> [THE EXERCISE]:
Find every line in the records below that holds the word "rerata" and copy it.

> [RECORD LIST]:
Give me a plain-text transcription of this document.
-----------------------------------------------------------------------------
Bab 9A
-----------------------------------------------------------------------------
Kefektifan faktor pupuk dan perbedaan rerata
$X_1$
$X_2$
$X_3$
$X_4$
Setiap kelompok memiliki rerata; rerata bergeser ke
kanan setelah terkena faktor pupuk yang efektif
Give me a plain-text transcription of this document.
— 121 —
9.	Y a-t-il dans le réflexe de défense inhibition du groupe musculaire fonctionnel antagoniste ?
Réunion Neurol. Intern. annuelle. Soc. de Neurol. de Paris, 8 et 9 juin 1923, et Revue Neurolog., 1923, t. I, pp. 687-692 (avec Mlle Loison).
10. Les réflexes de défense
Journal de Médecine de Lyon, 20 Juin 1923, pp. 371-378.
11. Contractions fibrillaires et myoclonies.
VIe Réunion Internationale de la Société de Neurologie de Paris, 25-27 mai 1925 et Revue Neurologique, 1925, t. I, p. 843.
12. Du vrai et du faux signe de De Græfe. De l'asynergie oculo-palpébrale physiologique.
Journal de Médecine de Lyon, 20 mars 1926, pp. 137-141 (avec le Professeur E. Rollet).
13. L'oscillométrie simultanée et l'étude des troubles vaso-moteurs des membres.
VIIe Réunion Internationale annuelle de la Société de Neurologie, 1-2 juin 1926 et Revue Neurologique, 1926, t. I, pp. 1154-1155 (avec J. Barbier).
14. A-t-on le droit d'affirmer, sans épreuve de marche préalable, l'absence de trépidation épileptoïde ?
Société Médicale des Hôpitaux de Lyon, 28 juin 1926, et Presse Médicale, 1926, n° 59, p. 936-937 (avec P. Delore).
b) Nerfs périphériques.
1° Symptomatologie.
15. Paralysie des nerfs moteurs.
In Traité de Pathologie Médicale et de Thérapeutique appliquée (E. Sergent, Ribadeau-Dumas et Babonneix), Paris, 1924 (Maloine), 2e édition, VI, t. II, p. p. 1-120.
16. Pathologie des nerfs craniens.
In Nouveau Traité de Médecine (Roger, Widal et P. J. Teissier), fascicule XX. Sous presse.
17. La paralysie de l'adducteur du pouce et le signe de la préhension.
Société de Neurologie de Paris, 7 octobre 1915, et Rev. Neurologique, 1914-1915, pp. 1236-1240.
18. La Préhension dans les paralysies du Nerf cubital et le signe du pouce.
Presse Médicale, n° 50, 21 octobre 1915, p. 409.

...

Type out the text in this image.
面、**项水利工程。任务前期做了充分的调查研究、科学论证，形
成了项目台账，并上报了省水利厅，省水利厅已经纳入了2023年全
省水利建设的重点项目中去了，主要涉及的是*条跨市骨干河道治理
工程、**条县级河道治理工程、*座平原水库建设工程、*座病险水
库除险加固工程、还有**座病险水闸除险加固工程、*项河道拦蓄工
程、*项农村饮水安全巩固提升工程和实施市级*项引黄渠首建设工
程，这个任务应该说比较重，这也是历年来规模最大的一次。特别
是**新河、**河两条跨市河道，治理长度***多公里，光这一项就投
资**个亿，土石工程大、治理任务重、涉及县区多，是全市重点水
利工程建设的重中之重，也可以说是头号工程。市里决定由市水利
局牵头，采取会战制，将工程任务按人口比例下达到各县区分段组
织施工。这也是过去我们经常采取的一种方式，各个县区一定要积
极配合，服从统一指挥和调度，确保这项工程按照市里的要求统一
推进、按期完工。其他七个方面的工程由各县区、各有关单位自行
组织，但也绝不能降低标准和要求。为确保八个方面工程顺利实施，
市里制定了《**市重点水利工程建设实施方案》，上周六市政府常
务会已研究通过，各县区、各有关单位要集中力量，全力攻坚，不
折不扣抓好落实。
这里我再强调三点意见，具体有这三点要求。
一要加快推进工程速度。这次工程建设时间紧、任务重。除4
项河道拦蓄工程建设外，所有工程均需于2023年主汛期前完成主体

> [FULL SOLUTION]:
Kefektifan faktor pupuk dan perbedaan rerata
Setiap kelompok memiliki rerata; rerata bergeser ke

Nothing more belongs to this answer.